» BRIEF:
Below is a listing; copy all of it exactly.

++++ DATA ENTRIES ++++

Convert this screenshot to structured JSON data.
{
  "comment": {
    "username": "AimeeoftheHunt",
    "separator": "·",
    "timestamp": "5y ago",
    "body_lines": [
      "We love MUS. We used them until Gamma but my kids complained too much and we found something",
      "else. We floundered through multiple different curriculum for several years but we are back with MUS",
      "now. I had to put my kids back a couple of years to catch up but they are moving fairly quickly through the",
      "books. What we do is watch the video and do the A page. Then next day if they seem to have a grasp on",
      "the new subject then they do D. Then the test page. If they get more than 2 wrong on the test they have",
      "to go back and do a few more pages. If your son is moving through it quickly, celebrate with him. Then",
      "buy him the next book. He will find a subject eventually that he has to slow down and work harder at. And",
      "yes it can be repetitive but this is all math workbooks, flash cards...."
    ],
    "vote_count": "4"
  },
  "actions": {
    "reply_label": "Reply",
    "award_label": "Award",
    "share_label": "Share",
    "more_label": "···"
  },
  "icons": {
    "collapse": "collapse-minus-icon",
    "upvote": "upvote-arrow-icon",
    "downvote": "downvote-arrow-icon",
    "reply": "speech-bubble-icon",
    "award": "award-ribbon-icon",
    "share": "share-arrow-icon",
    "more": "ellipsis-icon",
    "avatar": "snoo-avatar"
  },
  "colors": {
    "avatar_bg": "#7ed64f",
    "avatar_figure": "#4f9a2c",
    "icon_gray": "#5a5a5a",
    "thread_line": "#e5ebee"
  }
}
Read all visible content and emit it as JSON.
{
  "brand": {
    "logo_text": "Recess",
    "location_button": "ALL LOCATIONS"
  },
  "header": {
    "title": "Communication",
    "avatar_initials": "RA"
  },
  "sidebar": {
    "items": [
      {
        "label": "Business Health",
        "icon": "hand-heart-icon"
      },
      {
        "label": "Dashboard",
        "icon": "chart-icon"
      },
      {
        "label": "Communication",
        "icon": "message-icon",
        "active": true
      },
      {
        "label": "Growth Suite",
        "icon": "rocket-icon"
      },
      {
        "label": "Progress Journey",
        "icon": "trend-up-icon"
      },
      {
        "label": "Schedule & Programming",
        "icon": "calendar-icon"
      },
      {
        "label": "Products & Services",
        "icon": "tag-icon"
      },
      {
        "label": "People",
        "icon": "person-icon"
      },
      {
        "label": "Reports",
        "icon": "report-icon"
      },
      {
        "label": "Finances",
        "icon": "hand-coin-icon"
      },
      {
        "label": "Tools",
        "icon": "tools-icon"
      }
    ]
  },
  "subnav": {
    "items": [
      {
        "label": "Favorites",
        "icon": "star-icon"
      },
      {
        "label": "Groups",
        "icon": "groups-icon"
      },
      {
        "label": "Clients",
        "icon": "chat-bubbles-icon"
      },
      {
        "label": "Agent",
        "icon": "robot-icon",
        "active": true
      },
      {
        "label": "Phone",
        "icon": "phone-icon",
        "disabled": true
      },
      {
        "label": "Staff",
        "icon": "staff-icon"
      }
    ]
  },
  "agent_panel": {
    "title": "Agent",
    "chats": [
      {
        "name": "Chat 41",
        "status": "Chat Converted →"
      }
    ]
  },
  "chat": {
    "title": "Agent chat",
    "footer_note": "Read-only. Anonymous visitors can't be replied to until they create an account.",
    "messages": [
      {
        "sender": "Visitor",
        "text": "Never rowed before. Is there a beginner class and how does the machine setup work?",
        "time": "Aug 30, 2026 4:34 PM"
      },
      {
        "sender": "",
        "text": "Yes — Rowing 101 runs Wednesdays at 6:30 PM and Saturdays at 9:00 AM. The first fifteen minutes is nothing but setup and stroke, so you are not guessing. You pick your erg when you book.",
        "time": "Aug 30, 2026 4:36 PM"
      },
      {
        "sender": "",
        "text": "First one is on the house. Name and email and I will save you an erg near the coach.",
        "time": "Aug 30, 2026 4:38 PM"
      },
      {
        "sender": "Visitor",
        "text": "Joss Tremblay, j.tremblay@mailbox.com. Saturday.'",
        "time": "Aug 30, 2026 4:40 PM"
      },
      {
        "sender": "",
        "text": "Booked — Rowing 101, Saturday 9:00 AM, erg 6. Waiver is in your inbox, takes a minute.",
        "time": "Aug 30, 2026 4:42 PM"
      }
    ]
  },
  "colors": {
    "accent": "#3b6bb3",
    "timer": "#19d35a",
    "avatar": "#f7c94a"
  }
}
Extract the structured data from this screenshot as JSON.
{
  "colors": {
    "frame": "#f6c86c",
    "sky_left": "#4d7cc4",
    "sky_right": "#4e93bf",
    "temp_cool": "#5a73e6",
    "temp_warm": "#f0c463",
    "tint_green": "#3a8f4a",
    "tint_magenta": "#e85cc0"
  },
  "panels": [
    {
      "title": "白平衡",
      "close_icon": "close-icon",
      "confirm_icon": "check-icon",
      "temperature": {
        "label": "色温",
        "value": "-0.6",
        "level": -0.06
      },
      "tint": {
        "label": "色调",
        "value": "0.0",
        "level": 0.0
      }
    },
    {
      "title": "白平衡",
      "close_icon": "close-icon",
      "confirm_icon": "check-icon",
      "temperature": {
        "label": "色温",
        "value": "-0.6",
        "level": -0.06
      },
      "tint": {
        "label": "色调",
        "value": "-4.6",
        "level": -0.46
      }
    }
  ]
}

++++

» WRITTEN ANSWER:
Convert this screenshot to structured JSON data.
{
  "comment": {
    "username": "AimeeoftheHunt",
    "separator": "·",
    "timestamp": "5y ago",
    "body_lines": [
      "We love MUS. We used them until Gamma but my kids complained too much and we found something",
      "else. We floundered through multiple different curriculum for several years but we are back with MUS",
      "now. I had to put my kids back a couple of years to catch up but they are moving fairly quickly through the",
      "books. What we do is watch the video and do the A page. Then next day if they seem to have a grasp on",
      "the new subject then they do D. Then the test page. If they get more than 2 wrong on the test they have",
      "to go back and do a few more pages. If your son is moving through it quickly, celebrate with him. Then",
      "buy him the next book. He will find a subject eventually that he has to slow down and work harder at. And",
      "yes it can be repetitive but this is all math workbooks, flash cards...."
    ],
    "vote_count": "4"
  },
  "actions": {
    "reply_label": "Reply",
    "award_label": "Award",
    "share_label": "Share",
    "more_label": "···"
  },
  "icons": {
    "collapse": "collapse-minus-icon",
    "upvote": "upvote-arrow-icon",
    "downvote": "downvote-arrow-icon",
    "reply": "speech-bubble-icon",
    "award": "award-ribbon-icon",
    "share": "share-arrow-icon",
    "more": "ellipsis-icon",
    "avatar": "snoo-avatar"
  },
  "colors": {
    "avatar_bg": "#7ed64f",
    "avatar_figure": "#4f9a2c",
    "icon_gray": "#5a5a5a",
    "thread_line": "#e5ebee"
  }
}
Read all visible content and emit it as JSON.
{
  "brand": {
    "logo_text": "Recess",
    "location_button": "ALL LOCATIONS"
  },
  "header": {
    "title": "Communication",
    "avatar_initials": "RA"
  },
  "sidebar": {
    "items": [
      {
        "label": "Business Health",
        "icon": "hand-heart-icon"
      },
      {
        "label": "Dashboard",
        "icon": "chart-icon"
      },
      {
        "label": "Communication",
        "icon": "message-icon",
        "active": true
      },
      {
        "label": "Growth Suite",
        "icon": "rocket-icon"
      },
      {
        "label": "Progress Journey",
        "icon": "trend-up-icon"
      },
      {
        "label": "Schedule & Programming",
        "icon": "calendar-icon"
      },
      {
        "label": "Products & Services",
        "icon": "tag-icon"
      },
      {
        "label": "People",
        "icon": "person-icon"
      },
      {
        "label": "Reports",
        "icon": "report-icon"
      },
      {
        "label": "Finances",
        "icon": "hand-coin-icon"
      },
      {
        "label": "Tools",
        "icon": "tools-icon"
      }
    ]
  },
  "subnav": {
    "items": [
      {
        "label": "Favorites",
        "icon": "star-icon"
      },
      {
        "label": "Groups",
        "icon": "groups-icon"
      },
      {
        "label": "Clients",
        "icon": "chat-bubbles-icon"
      },
      {
        "label": "Agent",
        "icon": "robot-icon",
        "active": true
      },
      {
        "label": "Phone",
        "icon": "phone-icon",
        "disabled": true
      },
      {
        "label": "Staff",
        "icon": "staff-icon"
      }
    ]
  },
  "agent_panel": {
    "title": "Agent",
    "chats": [
      {
        "name": "Chat 41",
        "status": "Chat Converted →"
      }
    ]
  },
  "chat": {
    "title": "Agent chat",
    "footer_note": "Read-only. Anonymous visitors can't be replied to until they create an account.",
    "messages": [
      {
        "sender": "Visitor",
        "text": "Never rowed before. Is there a beginner class and how does the machine setup work?",
        "time": "Aug 30, 2026 4:34 PM"
      },
      {
        "sender": "",
        "text": "Yes — Rowing 101 runs Wednesdays at 6:30 PM and Saturdays at 9:00 AM. The first fifteen minutes is nothing but setup and stroke, so you are not guessing. You pick your erg when you book.",
        "time": "Aug 30, 2026 4:36 PM"
      },
      {
        "sender": "",
        "text": "First one is on the house. Name and email and I will save you an erg near the coach.",
        "time": "Aug 30, 2026 4:38 PM"
      },
      {
        "sender": "Visitor",
        "text": "Joss Tremblay, j.tremblay@mailbox.com. Saturday.'",
        "time": "Aug 30, 2026 4:40 PM"
      },
      {
        "sender": "",
        "text": "Booked — Rowing 101, Saturday 9:00 AM, erg 6. Waiver is in your inbox, takes a minute.",
        "time": "Aug 30, 2026 4:42 PM"
      }
    ]
  },
  "colors": {
    "accent": "#3b6bb3",
    "timer": "#19d35a",
    "avatar": "#f7c94a"
  }
}
Extract the structured data from this screenshot as JSON.
{
  "colors": {
    "frame": "#f6c86c",
    "sky_left": "#4d7cc4",
    "sky_right": "#4e93bf",
    "temp_cool": "#5a73e6",
    "temp_warm": "#f0c463",
    "tint_green": "#3a8f4a",
    "tint_magenta": "#e85cc0"
  },
  "panels": [
    {
      "title": "白平衡",
      "close_icon": "close-icon",
      "confirm_icon": "check-icon",
      "temperature": {
        "label": "色温",
        "value": "-0.6",
        "level": -0.06
      },
      "tint": {
        "label": "色调",
        "value": "0.0",
        "level": 0.0
      }
    },
    {
      "title": "白平衡",
      "close_icon": "close-icon",
      "confirm_icon": "check-icon",
      "temperature": {
        "label": "色温",
        "value": "-0.6",
        "level": -0.06
      },
      "tint": {
        "label": "色调",
        "value": "-4.6",
        "level": -0.46
      }
    }
  ]
}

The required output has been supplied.